Exercise prompt: Return each of the items below word for word, without changing anything.

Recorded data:
^^^^^^^^^^^^^^^^
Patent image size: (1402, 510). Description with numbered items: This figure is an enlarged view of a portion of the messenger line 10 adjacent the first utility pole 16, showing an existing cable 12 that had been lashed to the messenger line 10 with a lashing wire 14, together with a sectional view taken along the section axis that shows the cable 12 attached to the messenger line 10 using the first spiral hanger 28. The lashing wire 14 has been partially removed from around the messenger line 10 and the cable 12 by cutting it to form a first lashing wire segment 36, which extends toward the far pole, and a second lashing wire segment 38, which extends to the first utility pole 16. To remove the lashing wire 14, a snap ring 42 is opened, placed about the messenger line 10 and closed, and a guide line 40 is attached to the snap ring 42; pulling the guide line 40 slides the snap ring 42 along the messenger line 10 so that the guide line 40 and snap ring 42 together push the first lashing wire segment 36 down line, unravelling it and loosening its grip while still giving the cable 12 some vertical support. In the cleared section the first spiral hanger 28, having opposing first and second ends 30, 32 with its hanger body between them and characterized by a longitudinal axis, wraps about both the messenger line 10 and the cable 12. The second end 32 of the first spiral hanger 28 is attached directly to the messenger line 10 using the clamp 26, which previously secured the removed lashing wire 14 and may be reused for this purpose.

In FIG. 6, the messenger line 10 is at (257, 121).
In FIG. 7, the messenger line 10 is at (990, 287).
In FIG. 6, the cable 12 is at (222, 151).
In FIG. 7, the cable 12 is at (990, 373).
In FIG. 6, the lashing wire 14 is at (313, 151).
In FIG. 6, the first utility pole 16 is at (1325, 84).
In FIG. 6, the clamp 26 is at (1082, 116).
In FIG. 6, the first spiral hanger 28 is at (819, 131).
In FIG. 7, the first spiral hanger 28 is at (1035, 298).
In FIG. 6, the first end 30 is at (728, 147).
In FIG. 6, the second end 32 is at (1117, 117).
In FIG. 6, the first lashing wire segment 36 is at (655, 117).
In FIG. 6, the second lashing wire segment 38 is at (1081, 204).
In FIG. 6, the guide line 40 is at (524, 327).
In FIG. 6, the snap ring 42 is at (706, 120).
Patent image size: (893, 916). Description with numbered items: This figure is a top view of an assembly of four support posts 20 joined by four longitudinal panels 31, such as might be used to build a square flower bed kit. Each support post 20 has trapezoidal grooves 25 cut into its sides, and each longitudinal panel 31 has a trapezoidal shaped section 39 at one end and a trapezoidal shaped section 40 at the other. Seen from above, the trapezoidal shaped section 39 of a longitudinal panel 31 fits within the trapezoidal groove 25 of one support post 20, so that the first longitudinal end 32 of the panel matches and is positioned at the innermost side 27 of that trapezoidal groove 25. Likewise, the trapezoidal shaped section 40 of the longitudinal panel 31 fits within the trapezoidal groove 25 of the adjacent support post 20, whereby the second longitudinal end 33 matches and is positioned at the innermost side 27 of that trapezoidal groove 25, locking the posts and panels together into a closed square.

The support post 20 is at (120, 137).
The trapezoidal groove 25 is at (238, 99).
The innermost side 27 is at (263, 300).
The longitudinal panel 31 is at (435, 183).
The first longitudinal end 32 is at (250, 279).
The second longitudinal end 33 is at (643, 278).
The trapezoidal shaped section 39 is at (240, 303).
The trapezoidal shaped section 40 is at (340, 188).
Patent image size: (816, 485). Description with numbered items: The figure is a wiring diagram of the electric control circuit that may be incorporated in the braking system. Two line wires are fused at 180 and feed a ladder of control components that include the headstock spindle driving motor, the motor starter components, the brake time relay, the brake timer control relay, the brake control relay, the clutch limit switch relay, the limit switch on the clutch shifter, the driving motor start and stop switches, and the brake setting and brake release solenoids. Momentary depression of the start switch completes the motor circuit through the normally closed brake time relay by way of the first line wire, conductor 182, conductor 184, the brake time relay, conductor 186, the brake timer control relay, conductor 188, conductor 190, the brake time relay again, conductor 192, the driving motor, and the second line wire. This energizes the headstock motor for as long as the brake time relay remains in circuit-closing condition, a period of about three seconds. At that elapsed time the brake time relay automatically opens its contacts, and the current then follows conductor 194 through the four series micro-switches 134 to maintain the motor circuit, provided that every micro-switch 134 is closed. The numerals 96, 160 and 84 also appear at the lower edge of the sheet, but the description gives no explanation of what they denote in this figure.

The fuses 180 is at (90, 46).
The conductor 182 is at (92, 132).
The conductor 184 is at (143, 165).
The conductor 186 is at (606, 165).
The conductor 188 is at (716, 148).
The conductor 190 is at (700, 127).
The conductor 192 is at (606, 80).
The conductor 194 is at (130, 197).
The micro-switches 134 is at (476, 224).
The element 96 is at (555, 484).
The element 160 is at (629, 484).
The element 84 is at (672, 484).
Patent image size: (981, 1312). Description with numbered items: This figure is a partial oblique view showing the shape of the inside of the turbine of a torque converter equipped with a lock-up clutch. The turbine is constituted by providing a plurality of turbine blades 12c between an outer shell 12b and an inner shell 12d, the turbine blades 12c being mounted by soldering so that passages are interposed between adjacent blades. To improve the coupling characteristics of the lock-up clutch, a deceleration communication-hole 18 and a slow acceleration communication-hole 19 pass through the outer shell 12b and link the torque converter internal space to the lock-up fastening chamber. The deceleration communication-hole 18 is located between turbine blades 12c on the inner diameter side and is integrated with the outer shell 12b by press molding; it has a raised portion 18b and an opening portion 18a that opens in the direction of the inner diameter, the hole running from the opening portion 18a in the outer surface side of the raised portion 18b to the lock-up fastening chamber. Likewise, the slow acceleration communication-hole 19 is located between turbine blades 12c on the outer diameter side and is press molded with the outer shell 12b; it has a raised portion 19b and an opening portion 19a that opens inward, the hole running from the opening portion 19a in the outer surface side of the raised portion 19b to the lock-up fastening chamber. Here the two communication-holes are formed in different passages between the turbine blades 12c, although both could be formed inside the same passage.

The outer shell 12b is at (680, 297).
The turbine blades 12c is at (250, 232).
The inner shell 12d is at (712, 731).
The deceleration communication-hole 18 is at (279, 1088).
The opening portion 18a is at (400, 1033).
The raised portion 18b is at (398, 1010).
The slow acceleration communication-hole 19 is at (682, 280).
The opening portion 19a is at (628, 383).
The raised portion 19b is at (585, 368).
^^^^^^^^^^^^^^^^
Expected answer:
Patent image size: (1402, 510). Description with numbered items: This figure is an enlarged view of a portion of the messenger line 10 adjacent the first utility pole 16, showing an existing cable 12 that had been lashed to the messenger line 10 with a lashing wire 14, together with a sectional view taken along the section axis that shows the cable 12 attached to the messenger line 10 using the first spiral hanger 28. The lashing wire 14 has been partially removed from around the messenger line 10 and the cable 12 by cutting it to form a first lashing wire segment 36, which extends toward the far pole, and a second lashing wire segment 38, which extends to the first utility pole 16. To remove the lashing wire 14, a snap ring 42 is opened, placed about the messenger line 10 and closed, and a guide line 40 is attached to the snap ring 42; pulling the guide line 40 slides the snap ring 42 along the messenger line 10 so that the guide line 40 and snap ring 42 together push the first lashing wire segment 36 down line, unravelling it and loosening its grip while still giving the cable 12 some vertical support. In the cleared section the first spiral hanger 28, having opposing first and second ends 30, 32 with its hanger body between them and characterized by a longitudinal axis, wraps about both the messenger line 10 and the cable 12. The second end 32 of the first spiral hanger 28 is attached directly to the messenger line 10 using the clamp 26, which previously secured the removed lashing wire 14 and may be reused for this purpose.

In FIG. 6, the messenger line 10 is at (257, 121).
In FIG. 7, the messenger line 10 is at (990, 287).
In FIG. 6, the cable 12 is at (222, 151).
In FIG. 7, the cable 12 is at (990, 373).
In FIG. 6, the lashing wire 14 is at (313, 151).
In FIG. 6, the first utility pole 16 is at (1325, 84).
In FIG. 6, the clamp 26 is at (1082, 116).
In FIG. 6, the first spiral hanger 28 is at (819, 131).
In FIG. 7, the first spiral hanger 28 is at (1035, 298).
In FIG. 6, the first end 30 is at (728, 147).
In FIG. 6, the second end 32 is at (1117, 117).
In FIG. 6, the first lashing wire segment 36 is at (655, 117).
In FIG. 6, the second lashing wire segment 38 is at (1081, 204).
In FIG. 6, the guide line 40 is at (524, 327).
In FIG. 6, the snap ring 42 is at (706, 120).
Patent image size: (893, 916). Description with numbered items: This figure is a top view of an assembly of four support posts 20 joined by four longitudinal panels 31, such as might be used to build a square flower bed kit. Each support post 20 has trapezoidal grooves 25 cut into its sides, and each longitudinal panel 31 has a trapezoidal shaped section 39 at one end and a trapezoidal shaped section 40 at the other. Seen from above, the trapezoidal shaped section 39 of a longitudinal panel 31 fits within the trapezoidal groove 25 of one support post 20, so that the first longitudinal end 32 of the panel matches and is positioned at the innermost side 27 of that trapezoidal groove 25. Likewise, the trapezoidal shaped section 40 of the longitudinal panel 31 fits within the trapezoidal groove 25 of the adjacent support post 20, whereby the second longitudinal end 33 matches and is positioned at the innermost side 27 of that trapezoidal groove 25, locking the posts and panels together into a closed square.

The support post 20 is at (120, 137).
The trapezoidal groove 25 is at (238, 99).
The innermost side 27 is at (263, 300).
The longitudinal panel 31 is at (435, 183).
The first longitudinal end 32 is at (250, 279).
The second longitudinal end 33 is at (643, 278).
The trapezoidal shaped section 39 is at (240, 303).
The trapezoidal shaped section 40 is at (340, 188).
Patent image size: (816, 485). Description with numbered items: The figure is a wiring diagram of the electric control circuit that may be incorporated in the braking system. Two line wires are fused at 180 and feed a ladder of control components that include the headstock spindle driving motor, the motor starter components, the brake time relay, the brake timer control relay, the brake control relay, the clutch limit switch relay, the limit switch on the clutch shifter, the driving motor start and stop switches, and the brake setting and brake release solenoids. Momentary depression of the start switch completes the motor circuit through the normally closed brake time relay by way of the first line wire, conductor 182, conductor 184, the brake time relay, conductor 186, the brake timer control relay, conductor 188, conductor 190, the brake time relay again, conductor 192, the driving motor, and the second line wire. This energizes the headstock motor for as long as the brake time relay remains in circuit-closing condition, a period of about three seconds. At that elapsed time the brake time relay automatically opens its contacts, and the current then follows conductor 194 through the four series micro-switches 134 to maintain the motor circuit, provided that every micro-switch 134 is closed. The numerals 96, 160 and 84 also appear at the lower edge of the sheet, but the description gives no explanation of what they denote in this figure.

The fuses 180 is at (90, 46).
The conductor 182 is at (92, 132).
The conductor 184 is at (143, 165).
The conductor 186 is at (606, 165).
The conductor 188 is at (716, 148).
The conductor 190 is at (700, 127).
The conductor 192 is at (606, 80).
The conductor 194 is at (130, 197).
The micro-switches 134 is at (476, 224).
The element 96 is at (555, 484).
The element 160 is at (629, 484).
The element 84 is at (672, 484).
Patent image size: (981, 1312). Description with numbered items: This figure is a partial oblique view showing the shape of the inside of the turbine of a torque converter equipped with a lock-up clutch. The turbine is constituted by providing a plurality of turbine blades 12c between an outer shell 12b and an inner shell 12d, the turbine blades 12c being mounted by soldering so that passages are interposed between adjacent blades. To improve the coupling characteristics of the lock-up clutch, a deceleration communication-hole 18 and a slow acceleration communication-hole 19 pass through the outer shell 12b and link the torque converter internal space to the lock-up fastening chamber. The deceleration communication-hole 18 is located between turbine blades 12c on the inner diameter side and is integrated with the outer shell 12b by press molding; it has a raised portion 18b and an opening portion 18a that opens in the direction of the inner diameter, the hole running from the opening portion 18a in the outer surface side of the raised portion 18b to the lock-up fastening chamber. Likewise, the slow acceleration communication-hole 19 is located between turbine blades 12c on the outer diameter side and is press molded with the outer shell 12b; it has a raised portion 19b and an opening portion 19a that opens inward, the hole running from the opening portion 19a in the outer surface side of the raised portion 19b to the lock-up fastening chamber. Here the two communication-holes are formed in different passages between the turbine blades 12c, although both could be formed inside the same passage.

The outer shell 12b is at (680, 297).
The turbine blades 12c is at (250, 232).
The inner shell 12d is at (712, 731).
The deceleration communication-hole 18 is at (279, 1088).
The opening portion 18a is at (400, 1033).
The raised portion 18b is at (398, 1010).
The slow acceleration communication-hole 19 is at (682, 280).
The opening portion 19a is at (628, 383).
The raised portion 19b is at (585, 368).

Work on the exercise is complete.